Could you copy every line from the material below in which "Forecast" appears?
━━━━━━
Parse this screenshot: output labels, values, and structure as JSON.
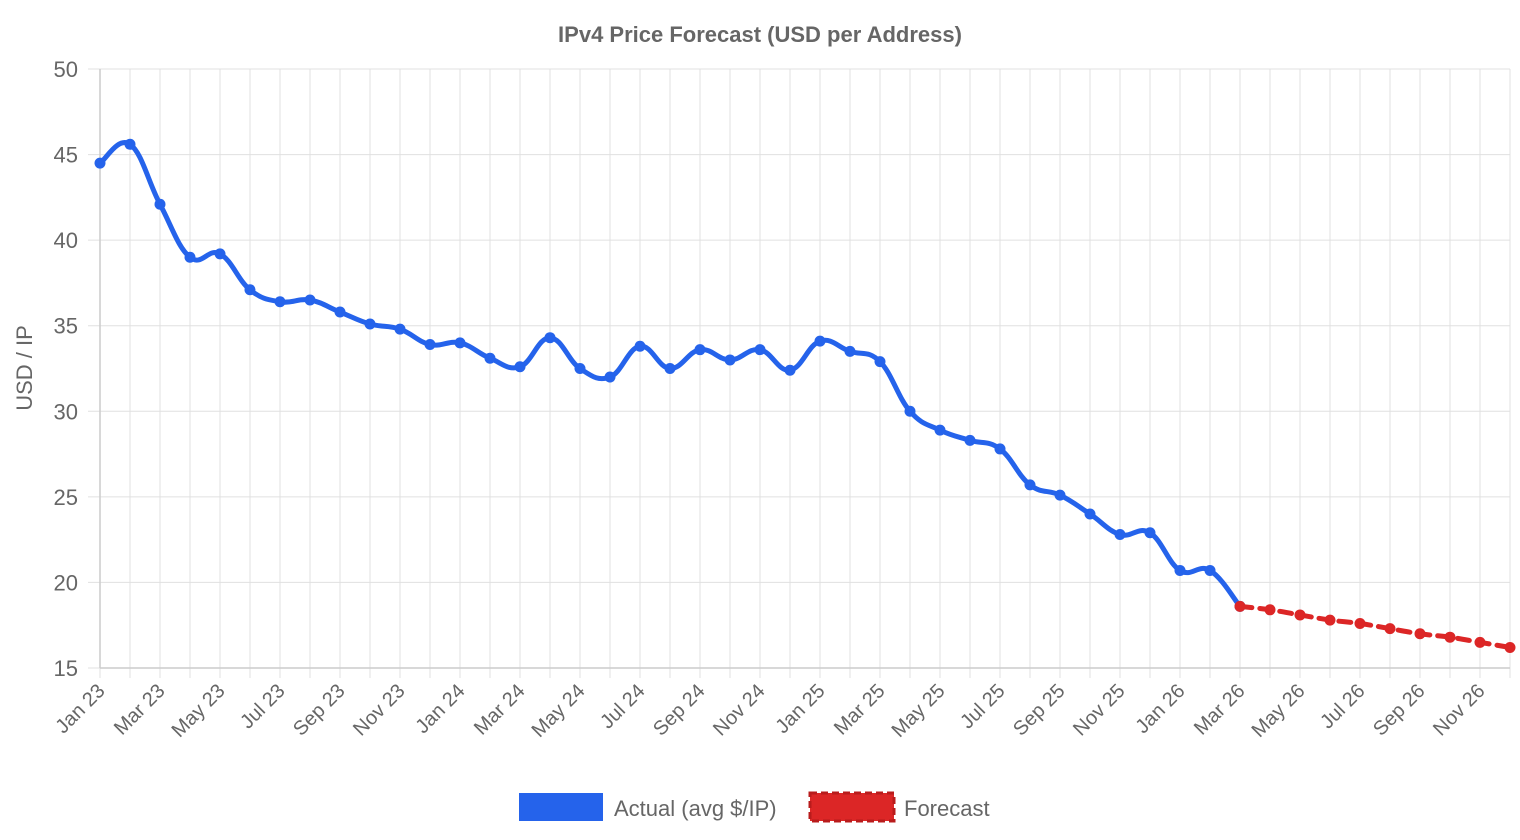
{
  "chart_data": {
    "type": "line",
    "title": "IPv4 Price Forecast (USD per Address)",
    "xlabel": "",
    "ylabel": "USD / IP",
    "ylim": [
      15,
      50
    ],
    "y_ticks": [
      15,
      20,
      25,
      30,
      35,
      40,
      45,
      50
    ],
    "x_tick_labels": [
      "Jan 23",
      "Mar 23",
      "May 23",
      "Jul 23",
      "Sep 23",
      "Nov 23",
      "Jan 24",
      "Mar 24",
      "May 24",
      "Jul 24",
      "Sep 24",
      "Nov 24",
      "Jan 25",
      "Mar 25",
      "May 25",
      "Jul 25",
      "Sep 25",
      "Nov 25",
      "Jan 26",
      "Mar 26",
      "May 26",
      "Jul 26",
      "Sep 26",
      "Nov 26"
    ],
    "grid": true,
    "legend_position": "bottom",
    "series": [
      {
        "name": "Actual (avg $/IP)",
        "color": "#2563eb",
        "style": "solid",
        "x": [
          "Jan 23",
          "Feb 23",
          "Mar 23",
          "Apr 23",
          "May 23",
          "Jun 23",
          "Jul 23",
          "Aug 23",
          "Sep 23",
          "Oct 23",
          "Nov 23",
          "Dec 23",
          "Jan 24",
          "Feb 24",
          "Mar 24",
          "Apr 24",
          "May 24",
          "Jun 24",
          "Jul 24",
          "Aug 24",
          "Sep 24",
          "Oct 24",
          "Nov 24",
          "Dec 24",
          "Jan 25",
          "Feb 25",
          "Mar 25",
          "Apr 25",
          "May 25",
          "Jun 25",
          "Jul 25",
          "Aug 25",
          "Sep 25",
          "Oct 25",
          "Nov 25",
          "Dec 25",
          "Jan 26",
          "Feb 26",
          "Mar 26"
        ],
        "values": [
          44.5,
          45.6,
          42.1,
          39.0,
          39.2,
          37.1,
          36.4,
          36.5,
          35.8,
          35.1,
          34.8,
          33.9,
          34.0,
          33.1,
          32.6,
          34.3,
          32.5,
          32.0,
          33.8,
          32.5,
          33.6,
          33.0,
          33.6,
          32.4,
          34.1,
          33.5,
          32.9,
          30.0,
          28.9,
          28.3,
          27.8,
          25.7,
          25.1,
          24.0,
          22.8,
          22.9,
          20.7,
          20.7,
          18.6
        ]
      },
      {
        "name": "Forecast",
        "color": "#dc2626",
        "style": "dashed",
        "x": [
          "Mar 26",
          "Apr 26",
          "May 26",
          "Jun 26",
          "Jul 26",
          "Aug 26",
          "Sep 26",
          "Oct 26",
          "Nov 26",
          "Dec 26"
        ],
        "values": [
          18.6,
          18.4,
          18.1,
          17.8,
          17.6,
          17.3,
          17.0,
          16.8,
          16.5,
          16.2
        ]
      }
    ]
  }
}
━━━━━━
**Answer in full**
    "title": "IPv4 Price Forecast (USD per Address)",
        "name": "Forecast",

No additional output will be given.